REQUIRED TASK: Each entry below is to be transcribed exactly.

Dataset entries on figures:

○ ○ ○ ○ ○ ○ ○

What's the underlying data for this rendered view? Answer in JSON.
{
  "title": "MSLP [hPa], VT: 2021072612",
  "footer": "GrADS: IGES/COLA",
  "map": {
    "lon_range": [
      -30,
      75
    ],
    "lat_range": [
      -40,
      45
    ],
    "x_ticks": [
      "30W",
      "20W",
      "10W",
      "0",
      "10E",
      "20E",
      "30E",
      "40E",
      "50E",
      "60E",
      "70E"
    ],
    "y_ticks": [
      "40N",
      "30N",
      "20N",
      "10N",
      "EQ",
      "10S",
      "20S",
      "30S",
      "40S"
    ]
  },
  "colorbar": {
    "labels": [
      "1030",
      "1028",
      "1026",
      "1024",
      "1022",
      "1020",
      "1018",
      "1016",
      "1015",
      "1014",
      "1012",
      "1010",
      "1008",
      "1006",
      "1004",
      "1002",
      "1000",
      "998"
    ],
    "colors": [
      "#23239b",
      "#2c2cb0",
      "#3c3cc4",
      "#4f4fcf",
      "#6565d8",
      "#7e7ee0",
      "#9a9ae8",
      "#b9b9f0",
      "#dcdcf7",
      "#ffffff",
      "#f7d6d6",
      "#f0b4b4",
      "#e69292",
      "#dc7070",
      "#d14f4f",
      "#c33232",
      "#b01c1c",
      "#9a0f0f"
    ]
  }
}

○ ○ ○ ○ ○ ○ ○

RESPONSE:
What's the underlying data for this rendered view? Answer in JSON.
{
  "title": "MSLP [hPa], VT: 2021072612",
  "footer": "GrADS: IGES/COLA",
  "map": {
    "lon_range": [
      -30,
      75
    ],
    "lat_range": [
      -40,
      45
    ],
    "x_ticks": [
      "30W",
      "20W",
      "10W",
      "0",
      "10E",
      "20E",
      "30E",
      "40E",
      "50E",
      "60E",
      "70E"
    ],
    "y_ticks": [
      "40N",
      "30N",
      "20N",
      "10N",
      "EQ",
      "10S",
      "20S",
      "30S",
      "40S"
    ]
  },
  "colorbar": {
    "labels": [
      "1030",
      "1028",
      "1026",
      "1024",
      "1022",
      "1020",
      "1018",
      "1016",
      "1015",
      "1014",
      "1012",
      "1010",
      "1008",
      "1006",
      "1004",
      "1002",
      "1000",
      "998"
    ],
    "colors": [
      "#23239b",
      "#2c2cb0",
      "#3c3cc4",
      "#4f4fcf",
      "#6565d8",
      "#7e7ee0",
      "#9a9ae8",
      "#b9b9f0",
      "#dcdcf7",
      "#ffffff",
      "#f7d6d6",
      "#f0b4b4",
      "#e69292",
      "#dc7070",
      "#d14f4f",
      "#c33232",
      "#b01c1c",
      "#9a0f0f"
    ]
  }
}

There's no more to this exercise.